_Short task_
In the listing below, locate the lines that hold the string "there". Copy those lines.

_Input material_
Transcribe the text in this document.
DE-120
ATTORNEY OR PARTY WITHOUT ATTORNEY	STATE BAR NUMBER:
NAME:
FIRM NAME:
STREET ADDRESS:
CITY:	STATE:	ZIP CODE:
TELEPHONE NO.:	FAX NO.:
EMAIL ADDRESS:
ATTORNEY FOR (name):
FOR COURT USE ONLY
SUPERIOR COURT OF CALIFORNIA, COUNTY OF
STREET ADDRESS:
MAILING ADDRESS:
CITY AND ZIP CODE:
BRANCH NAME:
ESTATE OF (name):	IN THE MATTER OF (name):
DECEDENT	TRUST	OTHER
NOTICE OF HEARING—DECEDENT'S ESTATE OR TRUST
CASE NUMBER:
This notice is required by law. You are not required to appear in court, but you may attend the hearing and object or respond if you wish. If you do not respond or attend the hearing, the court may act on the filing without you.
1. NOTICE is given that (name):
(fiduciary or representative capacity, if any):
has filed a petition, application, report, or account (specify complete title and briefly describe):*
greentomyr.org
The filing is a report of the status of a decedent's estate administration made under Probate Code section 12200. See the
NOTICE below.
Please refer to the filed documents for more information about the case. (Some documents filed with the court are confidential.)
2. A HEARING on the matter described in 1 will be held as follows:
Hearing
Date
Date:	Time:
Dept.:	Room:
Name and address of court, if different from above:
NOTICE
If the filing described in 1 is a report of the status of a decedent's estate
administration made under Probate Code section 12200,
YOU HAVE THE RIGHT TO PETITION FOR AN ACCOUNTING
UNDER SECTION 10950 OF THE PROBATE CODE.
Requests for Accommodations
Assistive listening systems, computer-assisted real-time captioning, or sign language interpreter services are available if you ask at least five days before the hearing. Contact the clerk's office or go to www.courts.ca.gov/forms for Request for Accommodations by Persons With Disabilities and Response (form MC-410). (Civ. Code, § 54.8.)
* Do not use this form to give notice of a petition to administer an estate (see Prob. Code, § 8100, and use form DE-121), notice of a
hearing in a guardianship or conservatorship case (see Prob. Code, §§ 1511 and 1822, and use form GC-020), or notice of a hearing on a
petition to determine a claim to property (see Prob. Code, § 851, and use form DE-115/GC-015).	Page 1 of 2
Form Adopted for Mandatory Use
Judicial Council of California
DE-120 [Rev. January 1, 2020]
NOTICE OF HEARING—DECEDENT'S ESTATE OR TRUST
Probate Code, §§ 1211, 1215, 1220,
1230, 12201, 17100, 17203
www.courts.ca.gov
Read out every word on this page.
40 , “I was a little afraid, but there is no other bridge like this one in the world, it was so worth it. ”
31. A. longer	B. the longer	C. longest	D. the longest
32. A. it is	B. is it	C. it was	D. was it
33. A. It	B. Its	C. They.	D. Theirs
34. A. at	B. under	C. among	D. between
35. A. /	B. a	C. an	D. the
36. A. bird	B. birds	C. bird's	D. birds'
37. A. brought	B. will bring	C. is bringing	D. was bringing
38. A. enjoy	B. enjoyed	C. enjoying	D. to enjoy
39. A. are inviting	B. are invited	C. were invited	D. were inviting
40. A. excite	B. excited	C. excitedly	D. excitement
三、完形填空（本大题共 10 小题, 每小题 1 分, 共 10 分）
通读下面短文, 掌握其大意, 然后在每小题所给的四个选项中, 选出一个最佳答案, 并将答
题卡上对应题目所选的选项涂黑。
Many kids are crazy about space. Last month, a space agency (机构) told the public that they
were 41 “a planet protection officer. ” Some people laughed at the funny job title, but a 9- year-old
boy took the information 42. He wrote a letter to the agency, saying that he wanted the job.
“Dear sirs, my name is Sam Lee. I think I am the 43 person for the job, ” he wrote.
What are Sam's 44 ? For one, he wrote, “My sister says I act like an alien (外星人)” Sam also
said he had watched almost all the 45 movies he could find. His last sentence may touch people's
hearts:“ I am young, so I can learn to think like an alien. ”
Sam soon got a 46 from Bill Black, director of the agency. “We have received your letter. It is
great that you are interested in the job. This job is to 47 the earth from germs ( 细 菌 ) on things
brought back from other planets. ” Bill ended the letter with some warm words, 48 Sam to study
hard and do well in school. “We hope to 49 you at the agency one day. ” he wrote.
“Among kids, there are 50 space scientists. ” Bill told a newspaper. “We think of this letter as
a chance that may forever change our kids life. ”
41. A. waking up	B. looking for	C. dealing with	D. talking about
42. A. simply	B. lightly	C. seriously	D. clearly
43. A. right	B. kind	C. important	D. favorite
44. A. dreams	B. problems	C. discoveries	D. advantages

==

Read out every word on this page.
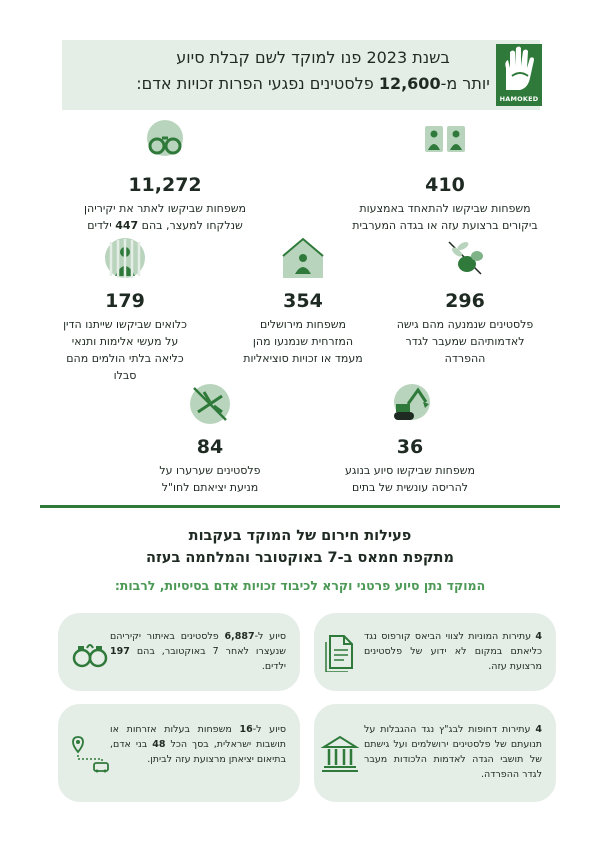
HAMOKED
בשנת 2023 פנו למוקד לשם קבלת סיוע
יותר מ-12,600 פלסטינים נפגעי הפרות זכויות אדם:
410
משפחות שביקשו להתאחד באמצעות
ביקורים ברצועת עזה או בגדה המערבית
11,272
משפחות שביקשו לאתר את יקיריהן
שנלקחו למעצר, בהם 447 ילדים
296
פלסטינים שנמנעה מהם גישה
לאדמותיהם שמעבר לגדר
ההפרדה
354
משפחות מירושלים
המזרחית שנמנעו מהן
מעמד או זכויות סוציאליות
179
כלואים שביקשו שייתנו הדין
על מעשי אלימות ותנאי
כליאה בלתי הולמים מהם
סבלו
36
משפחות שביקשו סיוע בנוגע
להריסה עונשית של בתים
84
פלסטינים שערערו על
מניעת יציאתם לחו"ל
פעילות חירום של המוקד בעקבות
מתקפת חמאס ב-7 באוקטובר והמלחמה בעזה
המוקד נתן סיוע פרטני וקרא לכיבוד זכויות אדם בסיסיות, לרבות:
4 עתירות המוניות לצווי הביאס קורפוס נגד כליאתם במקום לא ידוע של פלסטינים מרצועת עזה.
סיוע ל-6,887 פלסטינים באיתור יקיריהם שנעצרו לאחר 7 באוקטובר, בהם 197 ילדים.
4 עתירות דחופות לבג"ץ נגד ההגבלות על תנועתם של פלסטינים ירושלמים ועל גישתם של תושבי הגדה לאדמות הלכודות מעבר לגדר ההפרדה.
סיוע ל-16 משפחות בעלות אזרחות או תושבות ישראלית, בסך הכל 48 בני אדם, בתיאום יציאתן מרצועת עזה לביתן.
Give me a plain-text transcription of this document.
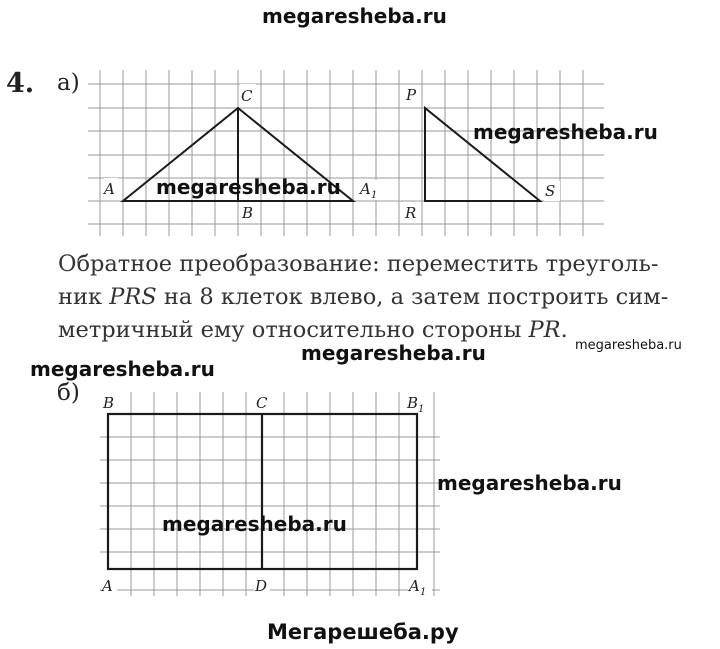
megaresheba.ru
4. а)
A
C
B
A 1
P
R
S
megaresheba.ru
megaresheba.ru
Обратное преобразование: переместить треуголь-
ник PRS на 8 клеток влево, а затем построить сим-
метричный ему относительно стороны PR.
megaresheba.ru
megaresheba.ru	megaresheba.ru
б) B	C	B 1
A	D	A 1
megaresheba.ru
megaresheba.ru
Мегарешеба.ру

_Output_
40 , “I was a little afraid, but there is no other bridge like this one in the world, it was so worth it. ”
“Among kids, there are 50 space scientists. ” Bill told a newspaper. “We think of this letter as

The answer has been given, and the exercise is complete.